++++ Provided data ++++
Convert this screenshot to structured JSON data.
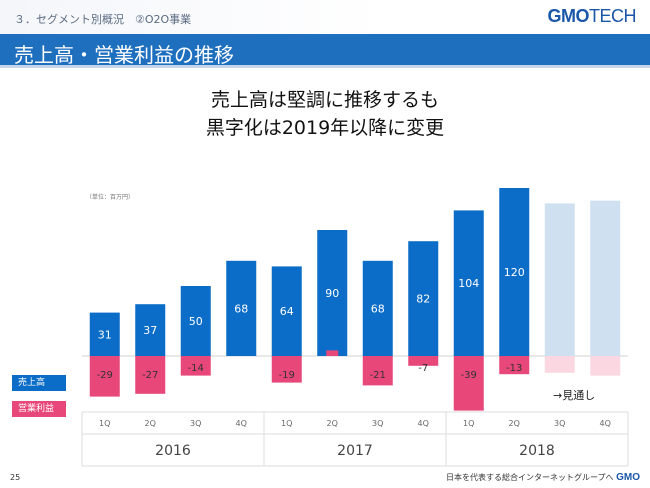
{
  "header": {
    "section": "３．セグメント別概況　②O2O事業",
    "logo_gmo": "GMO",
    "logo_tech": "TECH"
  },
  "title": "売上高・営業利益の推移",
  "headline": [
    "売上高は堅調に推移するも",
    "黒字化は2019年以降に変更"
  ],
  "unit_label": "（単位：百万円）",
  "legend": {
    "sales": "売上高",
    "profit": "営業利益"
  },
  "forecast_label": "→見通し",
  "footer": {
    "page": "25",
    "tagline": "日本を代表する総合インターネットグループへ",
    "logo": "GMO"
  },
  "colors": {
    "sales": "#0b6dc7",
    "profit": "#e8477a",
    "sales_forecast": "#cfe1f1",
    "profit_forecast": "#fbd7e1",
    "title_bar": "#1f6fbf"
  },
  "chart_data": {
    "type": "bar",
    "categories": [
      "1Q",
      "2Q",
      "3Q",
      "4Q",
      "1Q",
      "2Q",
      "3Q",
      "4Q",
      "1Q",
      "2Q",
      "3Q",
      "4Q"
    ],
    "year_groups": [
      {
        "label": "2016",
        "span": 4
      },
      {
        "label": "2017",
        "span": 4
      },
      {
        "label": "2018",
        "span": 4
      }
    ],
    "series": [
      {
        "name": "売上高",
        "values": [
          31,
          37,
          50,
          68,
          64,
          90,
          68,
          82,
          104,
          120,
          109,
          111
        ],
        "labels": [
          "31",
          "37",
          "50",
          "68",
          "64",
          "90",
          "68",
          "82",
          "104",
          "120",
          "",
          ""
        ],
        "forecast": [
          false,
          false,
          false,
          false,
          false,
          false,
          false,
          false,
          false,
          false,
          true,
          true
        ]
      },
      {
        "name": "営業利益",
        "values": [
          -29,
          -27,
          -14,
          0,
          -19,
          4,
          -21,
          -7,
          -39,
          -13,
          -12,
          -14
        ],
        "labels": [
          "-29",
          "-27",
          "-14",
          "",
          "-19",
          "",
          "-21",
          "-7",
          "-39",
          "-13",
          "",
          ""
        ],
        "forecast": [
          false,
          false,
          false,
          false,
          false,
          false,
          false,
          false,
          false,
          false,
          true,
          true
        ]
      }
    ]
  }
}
++++
Task description » Leave out the pictures and output the rest of the material exactly as written.

Correct response »
Convert this screenshot to structured JSON data.
{
  "header": {
    "section": "３．セグメント別概況　②O2O事業",
    "logo_gmo": "GMO",
    "logo_tech": "TECH"
  },
  "title": "売上高・営業利益の推移",
  "headline": [
    "売上高は堅調に推移するも",
    "黒字化は2019年以降に変更"
  ],
  "unit_label": "（単位：百万円）",
  "legend": {
    "sales": "売上高",
    "profit": "営業利益"
  },
  "forecast_label": "→見通し",
  "footer": {
    "page": "25",
    "tagline": "日本を代表する総合インターネットグループへ",
    "logo": "GMO"
  },
  "colors": {
    "sales": "#0b6dc7",
    "profit": "#e8477a",
    "sales_forecast": "#cfe1f1",
    "profit_forecast": "#fbd7e1",
    "title_bar": "#1f6fbf"
  },
  "chart_data": {
    "type": "bar",
    "categories": [
      "1Q",
      "2Q",
      "3Q",
      "4Q",
      "1Q",
      "2Q",
      "3Q",
      "4Q",
      "1Q",
      "2Q",
      "3Q",
      "4Q"
    ],
    "year_groups": [
      {
        "label": "2016",
        "span": 4
      },
      {
        "label": "2017",
        "span": 4
      },
      {
        "label": "2018",
        "span": 4
      }
    ],
    "series": [
      {
        "name": "売上高",
        "values": [
          31,
          37,
          50,
          68,
          64,
          90,
          68,
          82,
          104,
          120,
          109,
          111
        ],
        "labels": [
          "31",
          "37",
          "50",
          "68",
          "64",
          "90",
          "68",
          "82",
          "104",
          "120",
          "",
          ""
        ],
        "forecast": [
          false,
          false,
          false,
          false,
          false,
          false,
          false,
          false,
          false,
          false,
          true,
          true
        ]
      },
      {
        "name": "営業利益",
        "values": [
          -29,
          -27,
          -14,
          0,
          -19,
          4,
          -21,
          -7,
          -39,
          -13,
          -12,
          -14
        ],
        "labels": [
          "-29",
          "-27",
          "-14",
          "",
          "-19",
          "",
          "-21",
          "-7",
          "-39",
          "-13",
          "",
          ""
        ],
        "forecast": [
          false,
          false,
          false,
          false,
          false,
          false,
          false,
          false,
          false,
          false,
          true,
          true
        ]
      }
    ]
  }
}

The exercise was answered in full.